File size: 5,700 Bytes

---
language: en
library_name: sentence-transformers
license: mit
pipeline_tag: sentence-similarity
tags:
- cross-encoder
- regression
- trail-rag
- pathfinder-rag
- msmarco
- passage-ranking
- sentence-transformers
model-index:
- name: trailrag-cross-encoder-msmarco-enhanced
  results:
  - task:
      type: text-ranking
    dataset:
      name: MS MARCO
      type: msmarco
    metrics:
    - type: mse
      value: 0.0423588519082496
    - type: mae
      value: 0.1121706619454281
    - type: rmse
      value: 0.2058126621669562
    - type: r2_score
      value: 0.7490766636371498
    - type: pearson_correlation
      value: 0.9093360796297332
    - type: spearman_correlation
      value: 0.8886928996060736
---

# TrailRAG Cross-Encoder: MS MARCO Enhanced

This is a fine-tuned cross-encoder model specifically optimized for **Passage Ranking** tasks, trained as part of the PathfinderRAG research project.

## Model Details

- **Model Type**: Cross-Encoder for Regression (continuous similarity scores)
- **Base Model**: `cross-encoder/ms-marco-MiniLM-L-6-v2`
- **Training Dataset**: MS MARCO (Large-scale passage ranking dataset from Microsoft)

• [Requests]:
**a)** In the model card, what base model is listed for the cross-encoder?
**b)** Extend the model card for the MS MARCO cross-encoder, picking up right after its last line.

• [Record excerpts]:
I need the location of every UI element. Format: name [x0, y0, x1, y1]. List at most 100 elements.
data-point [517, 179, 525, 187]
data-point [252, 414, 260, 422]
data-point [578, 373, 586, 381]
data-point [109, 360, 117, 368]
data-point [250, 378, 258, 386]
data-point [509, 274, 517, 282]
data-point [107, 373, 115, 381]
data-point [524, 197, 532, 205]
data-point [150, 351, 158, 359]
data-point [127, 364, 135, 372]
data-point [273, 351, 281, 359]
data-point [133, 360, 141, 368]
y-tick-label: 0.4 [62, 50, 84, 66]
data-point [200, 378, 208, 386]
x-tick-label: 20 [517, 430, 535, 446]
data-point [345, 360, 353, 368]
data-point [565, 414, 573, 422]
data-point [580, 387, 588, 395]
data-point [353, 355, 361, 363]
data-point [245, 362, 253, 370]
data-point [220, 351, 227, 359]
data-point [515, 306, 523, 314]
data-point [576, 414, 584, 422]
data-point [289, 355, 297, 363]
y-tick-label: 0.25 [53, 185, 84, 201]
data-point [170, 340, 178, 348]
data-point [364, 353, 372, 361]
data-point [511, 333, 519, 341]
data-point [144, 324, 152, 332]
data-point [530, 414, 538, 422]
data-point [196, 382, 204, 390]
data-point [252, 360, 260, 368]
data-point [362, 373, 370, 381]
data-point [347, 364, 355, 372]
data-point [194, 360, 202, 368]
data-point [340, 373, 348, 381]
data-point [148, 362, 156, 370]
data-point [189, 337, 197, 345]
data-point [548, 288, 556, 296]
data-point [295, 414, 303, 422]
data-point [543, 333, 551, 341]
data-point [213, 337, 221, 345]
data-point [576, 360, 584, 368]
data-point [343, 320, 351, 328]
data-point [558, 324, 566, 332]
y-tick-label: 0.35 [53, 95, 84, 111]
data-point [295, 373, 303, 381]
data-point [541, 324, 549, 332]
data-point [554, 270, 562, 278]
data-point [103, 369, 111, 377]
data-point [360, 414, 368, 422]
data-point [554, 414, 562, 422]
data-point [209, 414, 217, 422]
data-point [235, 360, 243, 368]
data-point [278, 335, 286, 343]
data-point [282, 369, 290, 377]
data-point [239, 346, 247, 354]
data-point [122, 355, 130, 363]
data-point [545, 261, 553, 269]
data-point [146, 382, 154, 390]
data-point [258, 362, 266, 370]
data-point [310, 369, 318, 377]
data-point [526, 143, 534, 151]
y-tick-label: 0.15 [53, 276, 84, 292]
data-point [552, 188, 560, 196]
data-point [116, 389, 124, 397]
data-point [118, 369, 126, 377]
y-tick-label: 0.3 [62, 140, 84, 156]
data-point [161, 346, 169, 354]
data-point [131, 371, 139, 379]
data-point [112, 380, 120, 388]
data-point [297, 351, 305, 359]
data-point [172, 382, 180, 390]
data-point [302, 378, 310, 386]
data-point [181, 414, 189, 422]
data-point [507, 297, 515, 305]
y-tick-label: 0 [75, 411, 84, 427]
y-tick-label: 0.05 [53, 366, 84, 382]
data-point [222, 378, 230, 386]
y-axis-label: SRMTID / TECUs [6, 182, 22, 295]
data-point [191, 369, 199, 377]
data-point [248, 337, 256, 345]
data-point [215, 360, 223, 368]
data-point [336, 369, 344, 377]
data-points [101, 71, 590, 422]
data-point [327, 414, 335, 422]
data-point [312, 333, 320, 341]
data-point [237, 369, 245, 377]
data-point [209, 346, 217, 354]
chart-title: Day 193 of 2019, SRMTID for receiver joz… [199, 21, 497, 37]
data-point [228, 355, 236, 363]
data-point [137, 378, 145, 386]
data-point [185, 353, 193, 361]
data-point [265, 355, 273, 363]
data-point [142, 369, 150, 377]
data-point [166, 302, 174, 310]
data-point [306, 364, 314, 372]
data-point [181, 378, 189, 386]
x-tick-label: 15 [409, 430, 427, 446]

• [Outputs in order]:
**a)** `cross-encoder/ms-marco-MiniLM-L-6-v2`

**b)**
- **Task**: Passage Ranking
- **Library**: sentence-transformers
- **License**: MIT

## Performance Metrics

### Final Regression Metrics

| Metric | Value | Description |
|--------|-------|-------------|
| **MSE** | **0.042359** | Mean Squared Error (lower is better) |
| **MAE** | **0.112171** | Mean Absolute Error (lower is better) |
| **RMSE** | **0.205813** | Root Mean Squared Error (lower is better) |
| **R² Score** | **0.749077** | Coefficient of determination (higher is better) |
| **Pearson Correlation** | **0.909336** | Linear correlation (higher is better) |
| **Spearman Correlation** | **0.888693** | Rank correlation (higher is better) |

### Training Details

- **Training Duration**: 21 minutes
- **Epochs**: 6
- **Early Stopping**: No
- **Best Correlation Score**: 0.944649
- **Final MSE**: 0.042359

### Training Configuration

- **Batch Size**: 20
- **Learning Rate**: 3e-05
- **Max Epochs**: 6
- **Weight Decay**: 0.01
- **Warmup Steps**: 100

## Usage

This model can be used with the sentence-transformers library for computing semantic similarity scores between query-document pairs.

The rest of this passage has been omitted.